Stored data:
#####
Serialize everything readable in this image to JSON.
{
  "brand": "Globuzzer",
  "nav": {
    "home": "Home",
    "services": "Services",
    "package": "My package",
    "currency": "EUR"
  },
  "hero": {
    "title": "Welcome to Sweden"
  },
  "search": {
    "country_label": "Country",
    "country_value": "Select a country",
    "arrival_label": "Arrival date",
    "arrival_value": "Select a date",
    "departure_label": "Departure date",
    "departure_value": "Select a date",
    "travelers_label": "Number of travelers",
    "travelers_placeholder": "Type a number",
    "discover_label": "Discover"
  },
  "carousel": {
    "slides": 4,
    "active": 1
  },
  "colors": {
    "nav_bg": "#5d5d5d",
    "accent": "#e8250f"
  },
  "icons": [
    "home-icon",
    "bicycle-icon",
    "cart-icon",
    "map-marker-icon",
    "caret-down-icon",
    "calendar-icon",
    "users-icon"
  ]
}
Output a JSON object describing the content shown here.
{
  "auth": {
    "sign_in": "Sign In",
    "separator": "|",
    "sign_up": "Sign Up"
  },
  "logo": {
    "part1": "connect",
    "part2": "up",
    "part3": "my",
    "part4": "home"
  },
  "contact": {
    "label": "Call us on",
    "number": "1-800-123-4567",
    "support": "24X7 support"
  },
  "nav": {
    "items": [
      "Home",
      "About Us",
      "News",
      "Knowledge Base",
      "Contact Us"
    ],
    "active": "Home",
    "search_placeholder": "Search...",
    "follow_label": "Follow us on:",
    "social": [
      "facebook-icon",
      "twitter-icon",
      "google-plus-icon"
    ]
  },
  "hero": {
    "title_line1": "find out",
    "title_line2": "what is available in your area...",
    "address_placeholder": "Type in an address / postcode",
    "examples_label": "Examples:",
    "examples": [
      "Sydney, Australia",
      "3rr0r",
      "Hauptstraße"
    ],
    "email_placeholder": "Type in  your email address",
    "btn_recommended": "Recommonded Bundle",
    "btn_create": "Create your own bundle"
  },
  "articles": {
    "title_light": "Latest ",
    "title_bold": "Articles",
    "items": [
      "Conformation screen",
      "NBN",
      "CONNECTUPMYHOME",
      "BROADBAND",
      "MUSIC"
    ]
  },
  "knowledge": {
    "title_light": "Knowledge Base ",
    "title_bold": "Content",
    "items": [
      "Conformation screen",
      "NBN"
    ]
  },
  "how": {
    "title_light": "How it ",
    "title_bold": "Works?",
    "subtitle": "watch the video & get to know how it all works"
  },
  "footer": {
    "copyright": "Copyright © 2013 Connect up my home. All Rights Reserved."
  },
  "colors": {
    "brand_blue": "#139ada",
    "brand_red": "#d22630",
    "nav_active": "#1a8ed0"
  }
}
#####
# WHAT NEEDS TO BE DONE
Quote the listing in full, please, keeping every line exact.

# RESPONSE TO THIS EXERCISE
Serialize everything readable in this image to JSON.
{
  "brand": "Globuzzer",
  "nav": {
    "home": "Home",
    "services": "Services",
    "package": "My package",
    "currency": "EUR"
  },
  "hero": {
    "title": "Welcome to Sweden"
  },
  "search": {
    "country_label": "Country",
    "country_value": "Select a country",
    "arrival_label": "Arrival date",
    "arrival_value": "Select a date",
    "departure_label": "Departure date",
    "departure_value": "Select a date",
    "travelers_label": "Number of travelers",
    "travelers_placeholder": "Type a number",
    "discover_label": "Discover"
  },
  "carousel": {
    "slides": 4,
    "active": 1
  },
  "colors": {
    "nav_bg": "#5d5d5d",
    "accent": "#e8250f"
  },
  "icons": [
    "home-icon",
    "bicycle-icon",
    "cart-icon",
    "map-marker-icon",
    "caret-down-icon",
    "calendar-icon",
    "users-icon"
  ]
}
Output a JSON object describing the content shown here.
{
  "auth": {
    "sign_in": "Sign In",
    "separator": "|",
    "sign_up": "Sign Up"
  },
  "logo": {
    "part1": "connect",
    "part2": "up",
    "part3": "my",
    "part4": "home"
  },
  "contact": {
    "label": "Call us on",
    "number": "1-800-123-4567",
    "support": "24X7 support"
  },
  "nav": {
    "items": [
      "Home",
      "About Us",
      "News",
      "Knowledge Base",
      "Contact Us"
    ],
    "active": "Home",
    "search_placeholder": "Search...",
    "follow_label": "Follow us on:",
    "social": [
      "facebook-icon",
      "twitter-icon",
      "google-plus-icon"
    ]
  },
  "hero": {
    "title_line1": "find out",
    "title_line2": "what is available in your area...",
    "address_placeholder": "Type in an address / postcode",
    "examples_label": "Examples:",
    "examples": [
      "Sydney, Australia",
      "3rr0r",
      "Hauptstraße"
    ],
    "email_placeholder": "Type in  your email address",
    "btn_recommended": "Recommonded Bundle",
    "btn_create": "Create your own bundle"
  },
  "articles": {
    "title_light": "Latest ",
    "title_bold": "Articles",
    "items": [
      "Conformation screen",
      "NBN",
      "CONNECTUPMYHOME",
      "BROADBAND",
      "MUSIC"
    ]
  },
  "knowledge": {
    "title_light": "Knowledge Base ",
    "title_bold": "Content",
    "items": [
      "Conformation screen",
      "NBN"
    ]
  },
  "how": {
    "title_light": "How it ",
    "title_bold": "Works?",
    "subtitle": "watch the video & get to know how it all works"
  },
  "footer": {
    "copyright": "Copyright © 2013 Connect up my home. All Rights Reserved."
  },
  "colors": {
    "brand_blue": "#139ada",
    "brand_red": "#d22630",
    "nav_active": "#1a8ed0"
  }
}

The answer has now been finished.